THE REQUEST
Sort through the entries below and pull out lines containing the word "eminencie".

--- BEGIN MATERIAL FOR THIS EXERCISE ---

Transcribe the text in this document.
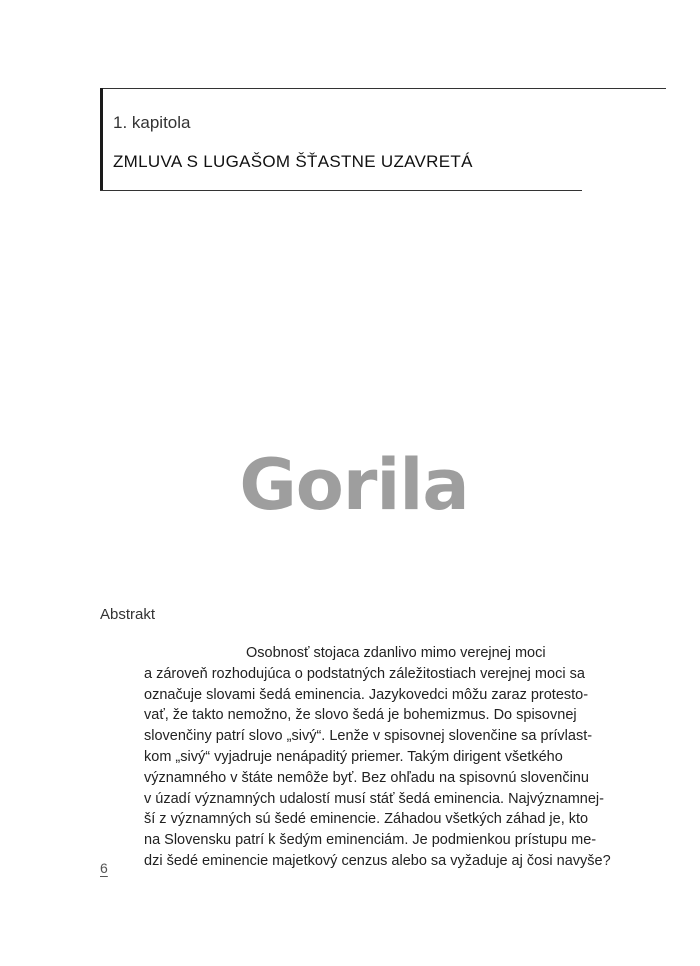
1. kapitola
ZMLUVA S LUGAŠOM ŠŤASTNE UZAVRETÁ
Gorila
Abstrakt

Osobnosť stojaca zdanlivo mimo verejnej moci
a zároveň rozhodujúca o podstatných záležitostiach verejnej moci sa
označuje slovami šedá eminencia. Jazykovedci môžu zaraz protesto-
vať, že takto nemožno, že slovo šedá je bohemizmus. Do spisovnej
slovenčiny patrí slovo „sivý“. Lenže v spisovnej slovenčine sa prívlast-
kom „sivý“ vyjadruje nenápaditý priemer. Takým dirigent všetkého
významného v štáte nemôže byť. Bez ohľadu na spisovnú slovenčinu
v úzadí významných udalostí musí stáť šedá eminencia. Najvýznamnej-
ší z významných sú šedé eminencie. Záhadou všetkých záhad je, kto
na Slovensku patrí k šedým eminenciám. Je podmienkou prístupu me-
dzi šedé eminencie majetkový cenzus alebo sa vyžaduje aj čosi navyše?

6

--- END MATERIAL FOR THIS EXERCISE ---

TASK SOLUTION
ší z významných sú šedé eminencie. Záhadou všetkých záhad je, kto
dzi šedé eminencie majetkový cenzus alebo sa vyžaduje aj čosi navyše?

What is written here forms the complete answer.